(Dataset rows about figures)
— START —

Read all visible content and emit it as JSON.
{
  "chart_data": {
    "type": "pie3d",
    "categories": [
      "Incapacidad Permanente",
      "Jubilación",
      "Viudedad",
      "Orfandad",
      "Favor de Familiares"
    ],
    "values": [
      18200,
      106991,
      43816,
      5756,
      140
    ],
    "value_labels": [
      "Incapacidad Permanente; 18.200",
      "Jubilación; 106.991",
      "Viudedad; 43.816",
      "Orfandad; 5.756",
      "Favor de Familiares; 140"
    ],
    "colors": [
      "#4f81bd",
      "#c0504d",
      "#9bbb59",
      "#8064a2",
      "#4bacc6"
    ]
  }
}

— END —

§ Description of the task: Set down all of the records shown above once more, exactly.

§ Task output:
Read all visible content and emit it as JSON.
{
  "chart_data": {
    "type": "pie3d",
    "categories": [
      "Incapacidad Permanente",
      "Jubilación",
      "Viudedad",
      "Orfandad",
      "Favor de Familiares"
    ],
    "values": [
      18200,
      106991,
      43816,
      5756,
      140
    ],
    "value_labels": [
      "Incapacidad Permanente; 18.200",
      "Jubilación; 106.991",
      "Viudedad; 43.816",
      "Orfandad; 5.756",
      "Favor de Familiares; 140"
    ],
    "colors": [
      "#4f81bd",
      "#c0504d",
      "#9bbb59",
      "#8064a2",
      "#4bacc6"
    ]
  }
}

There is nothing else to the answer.